** begin EXERCISE DATA **

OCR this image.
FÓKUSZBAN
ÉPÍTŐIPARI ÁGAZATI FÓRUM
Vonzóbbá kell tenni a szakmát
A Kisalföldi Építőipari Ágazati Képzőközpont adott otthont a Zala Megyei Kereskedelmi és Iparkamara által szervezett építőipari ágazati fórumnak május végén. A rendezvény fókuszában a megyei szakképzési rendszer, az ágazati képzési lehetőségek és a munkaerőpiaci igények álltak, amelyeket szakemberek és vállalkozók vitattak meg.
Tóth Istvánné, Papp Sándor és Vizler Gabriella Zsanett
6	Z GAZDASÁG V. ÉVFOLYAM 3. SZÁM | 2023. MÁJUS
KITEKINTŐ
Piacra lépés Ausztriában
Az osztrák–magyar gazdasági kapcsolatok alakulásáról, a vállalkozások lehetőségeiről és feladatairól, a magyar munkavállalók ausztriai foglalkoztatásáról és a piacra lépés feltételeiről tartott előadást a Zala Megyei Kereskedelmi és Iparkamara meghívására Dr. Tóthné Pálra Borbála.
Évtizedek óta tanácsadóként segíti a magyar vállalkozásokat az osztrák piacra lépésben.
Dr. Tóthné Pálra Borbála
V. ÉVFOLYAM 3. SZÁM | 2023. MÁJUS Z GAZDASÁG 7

** end EXERCISE DATA **

• [SET EXERCISE] Please quote the records above exactly, without skipping a line.

• [TASK ANSWER]
OCR this image.
FÓKUSZBAN
ÉPÍTŐIPARI ÁGAZATI FÓRUM
Vonzóbbá kell tenni a szakmát
A Kisalföldi Építőipari Ágazati Képzőközpont adott otthont a Zala Megyei Kereskedelmi és Iparkamara által szervezett építőipari ágazati fórumnak május végén. A rendezvény fókuszában a megyei szakképzési rendszer, az ágazati képzési lehetőségek és a munkaerőpiaci igények álltak, amelyeket szakemberek és vállalkozók vitattak meg.
Tóth Istvánné, Papp Sándor és Vizler Gabriella Zsanett
6	Z GAZDASÁG V. ÉVFOLYAM 3. SZÁM | 2023. MÁJUS
KITEKINTŐ
Piacra lépés Ausztriában
Az osztrák–magyar gazdasági kapcsolatok alakulásáról, a vállalkozások lehetőségeiről és feladatairól, a magyar munkavállalók ausztriai foglalkoztatásáról és a piacra lépés feltételeiről tartott előadást a Zala Megyei Kereskedelmi és Iparkamara meghívására Dr. Tóthné Pálra Borbála.
Évtizedek óta tanácsadóként segíti a magyar vállalkozásokat az osztrák piacra lépésben.
Dr. Tóthné Pálra Borbála
V. ÉVFOLYAM 3. SZÁM | 2023. MÁJUS Z GAZDASÁG 7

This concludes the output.